WRITTEN PROBLEM -> From the entries below, copy every line holding the word "have".

(Data entries)
** begin **
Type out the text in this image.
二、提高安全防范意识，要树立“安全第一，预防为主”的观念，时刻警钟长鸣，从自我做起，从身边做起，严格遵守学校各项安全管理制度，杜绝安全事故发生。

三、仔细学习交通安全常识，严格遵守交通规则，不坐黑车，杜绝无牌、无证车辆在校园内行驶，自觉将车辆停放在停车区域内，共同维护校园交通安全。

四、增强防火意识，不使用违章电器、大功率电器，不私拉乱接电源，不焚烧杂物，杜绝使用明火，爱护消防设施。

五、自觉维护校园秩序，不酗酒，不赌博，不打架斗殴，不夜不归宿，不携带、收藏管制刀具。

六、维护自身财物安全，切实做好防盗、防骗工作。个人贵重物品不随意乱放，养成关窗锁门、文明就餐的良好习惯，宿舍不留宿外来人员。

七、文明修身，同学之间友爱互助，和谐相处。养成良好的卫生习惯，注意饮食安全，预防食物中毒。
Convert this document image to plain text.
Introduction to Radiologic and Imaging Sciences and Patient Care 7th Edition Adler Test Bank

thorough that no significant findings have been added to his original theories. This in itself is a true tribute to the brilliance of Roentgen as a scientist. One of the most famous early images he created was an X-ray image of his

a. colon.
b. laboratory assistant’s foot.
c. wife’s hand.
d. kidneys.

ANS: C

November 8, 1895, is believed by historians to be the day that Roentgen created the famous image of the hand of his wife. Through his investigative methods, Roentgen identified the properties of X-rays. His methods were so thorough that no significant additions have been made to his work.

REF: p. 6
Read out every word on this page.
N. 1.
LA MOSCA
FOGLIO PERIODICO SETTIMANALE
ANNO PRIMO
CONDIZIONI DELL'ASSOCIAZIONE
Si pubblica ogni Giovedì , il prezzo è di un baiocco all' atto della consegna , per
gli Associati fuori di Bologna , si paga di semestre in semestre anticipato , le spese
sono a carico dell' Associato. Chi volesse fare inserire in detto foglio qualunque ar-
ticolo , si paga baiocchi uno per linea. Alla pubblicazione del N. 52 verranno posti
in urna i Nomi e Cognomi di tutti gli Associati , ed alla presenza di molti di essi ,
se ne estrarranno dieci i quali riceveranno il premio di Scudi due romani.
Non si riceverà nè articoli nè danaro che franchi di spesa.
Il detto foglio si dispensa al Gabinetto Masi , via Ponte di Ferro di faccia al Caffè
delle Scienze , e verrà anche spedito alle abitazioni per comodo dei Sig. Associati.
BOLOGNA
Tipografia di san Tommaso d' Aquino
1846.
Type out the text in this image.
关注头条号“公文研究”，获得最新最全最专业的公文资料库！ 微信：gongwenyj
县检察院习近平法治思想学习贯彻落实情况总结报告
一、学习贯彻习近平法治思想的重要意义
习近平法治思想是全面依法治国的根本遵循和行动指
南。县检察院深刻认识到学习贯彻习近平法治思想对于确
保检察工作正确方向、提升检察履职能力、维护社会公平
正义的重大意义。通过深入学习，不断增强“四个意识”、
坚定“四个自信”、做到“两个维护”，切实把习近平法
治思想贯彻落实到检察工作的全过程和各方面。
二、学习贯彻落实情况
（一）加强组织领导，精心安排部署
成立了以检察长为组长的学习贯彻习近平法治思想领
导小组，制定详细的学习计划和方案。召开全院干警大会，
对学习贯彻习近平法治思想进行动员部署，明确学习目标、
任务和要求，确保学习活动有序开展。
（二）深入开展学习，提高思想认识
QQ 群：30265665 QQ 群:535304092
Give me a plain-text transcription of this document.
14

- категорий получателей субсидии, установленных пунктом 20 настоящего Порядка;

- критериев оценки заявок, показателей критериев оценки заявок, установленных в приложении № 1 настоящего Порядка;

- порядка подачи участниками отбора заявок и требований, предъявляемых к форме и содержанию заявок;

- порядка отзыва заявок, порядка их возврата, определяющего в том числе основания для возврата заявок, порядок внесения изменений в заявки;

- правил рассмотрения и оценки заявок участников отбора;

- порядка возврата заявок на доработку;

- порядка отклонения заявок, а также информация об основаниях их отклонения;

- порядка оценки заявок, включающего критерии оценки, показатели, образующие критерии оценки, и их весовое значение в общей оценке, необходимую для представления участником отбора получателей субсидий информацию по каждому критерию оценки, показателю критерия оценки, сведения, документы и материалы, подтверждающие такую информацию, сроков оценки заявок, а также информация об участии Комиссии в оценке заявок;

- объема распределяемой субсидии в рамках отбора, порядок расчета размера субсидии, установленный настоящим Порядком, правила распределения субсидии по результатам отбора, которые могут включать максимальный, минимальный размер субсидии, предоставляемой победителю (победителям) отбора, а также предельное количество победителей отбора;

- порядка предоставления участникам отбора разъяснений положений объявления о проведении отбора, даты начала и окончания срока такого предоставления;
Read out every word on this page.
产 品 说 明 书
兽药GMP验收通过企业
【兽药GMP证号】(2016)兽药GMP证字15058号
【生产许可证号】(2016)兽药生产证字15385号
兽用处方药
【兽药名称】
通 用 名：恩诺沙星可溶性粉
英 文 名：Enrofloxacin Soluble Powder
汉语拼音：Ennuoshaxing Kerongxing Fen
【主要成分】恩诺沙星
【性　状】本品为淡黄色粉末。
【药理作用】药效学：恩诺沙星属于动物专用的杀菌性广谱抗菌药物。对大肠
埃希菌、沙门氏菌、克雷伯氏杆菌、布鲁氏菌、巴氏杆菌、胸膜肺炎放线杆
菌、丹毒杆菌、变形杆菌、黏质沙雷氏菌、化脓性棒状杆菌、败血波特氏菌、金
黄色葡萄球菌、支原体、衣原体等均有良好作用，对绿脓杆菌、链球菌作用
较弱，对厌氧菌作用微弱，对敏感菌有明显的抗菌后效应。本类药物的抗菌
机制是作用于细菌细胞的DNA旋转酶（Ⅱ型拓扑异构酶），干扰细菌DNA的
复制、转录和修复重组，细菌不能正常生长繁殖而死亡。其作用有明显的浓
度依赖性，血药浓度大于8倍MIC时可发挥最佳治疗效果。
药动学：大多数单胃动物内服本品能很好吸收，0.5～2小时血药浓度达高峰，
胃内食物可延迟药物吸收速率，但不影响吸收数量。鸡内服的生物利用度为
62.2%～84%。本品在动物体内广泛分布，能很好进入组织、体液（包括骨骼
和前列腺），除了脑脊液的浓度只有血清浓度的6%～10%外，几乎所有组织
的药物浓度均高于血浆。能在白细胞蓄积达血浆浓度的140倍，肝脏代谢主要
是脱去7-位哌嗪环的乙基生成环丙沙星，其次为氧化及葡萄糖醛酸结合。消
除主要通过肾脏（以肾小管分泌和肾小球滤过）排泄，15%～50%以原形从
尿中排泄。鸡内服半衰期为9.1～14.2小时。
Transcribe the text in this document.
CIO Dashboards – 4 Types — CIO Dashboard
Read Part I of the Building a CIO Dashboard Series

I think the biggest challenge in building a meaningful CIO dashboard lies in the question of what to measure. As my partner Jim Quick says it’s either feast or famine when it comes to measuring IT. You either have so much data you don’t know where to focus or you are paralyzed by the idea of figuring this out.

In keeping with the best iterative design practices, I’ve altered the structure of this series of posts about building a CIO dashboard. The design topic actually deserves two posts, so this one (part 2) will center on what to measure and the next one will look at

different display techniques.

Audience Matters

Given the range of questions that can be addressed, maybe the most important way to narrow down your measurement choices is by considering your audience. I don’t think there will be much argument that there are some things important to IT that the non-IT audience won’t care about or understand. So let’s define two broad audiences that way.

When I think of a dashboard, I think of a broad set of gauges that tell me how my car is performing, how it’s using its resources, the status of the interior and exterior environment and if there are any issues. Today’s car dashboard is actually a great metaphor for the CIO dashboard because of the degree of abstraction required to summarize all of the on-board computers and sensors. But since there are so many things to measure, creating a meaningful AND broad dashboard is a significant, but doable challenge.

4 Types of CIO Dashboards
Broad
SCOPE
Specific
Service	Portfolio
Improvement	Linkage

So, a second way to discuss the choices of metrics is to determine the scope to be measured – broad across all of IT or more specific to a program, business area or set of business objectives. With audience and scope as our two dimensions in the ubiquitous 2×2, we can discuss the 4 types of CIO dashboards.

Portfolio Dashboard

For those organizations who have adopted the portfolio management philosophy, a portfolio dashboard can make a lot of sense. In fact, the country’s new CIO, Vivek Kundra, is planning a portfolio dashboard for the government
** end **
WRITTEN ANSWER ->
thorough that no significant findings have been added to his original theories. This in itself is a true tribute to the brilliance of Roentgen as a scientist. One of the most famous early images he created was an X-ray image of his
November 8, 1895, is believed by historians to be the day that Roentgen created the famous image of the hand of his wife. Through his investigative methods, Roentgen identified the properties of X-rays. His methods were so thorough that no significant additions have been made to his work.
I think the biggest challenge in building a meaningful CIO dashboard lies in the question of what to measure. As my partner Jim Quick says it’s either feast or famine when it comes to measuring IT. You either have so much data you don’t know where to focus or you are paralyzed by the idea of figuring this out.
For those organizations who have adopted the portfolio management philosophy, a portfolio dashboard can make a lot of sense. In fact, the country’s new CIO, Vivek Kundra, is planning a portfolio dashboard for the government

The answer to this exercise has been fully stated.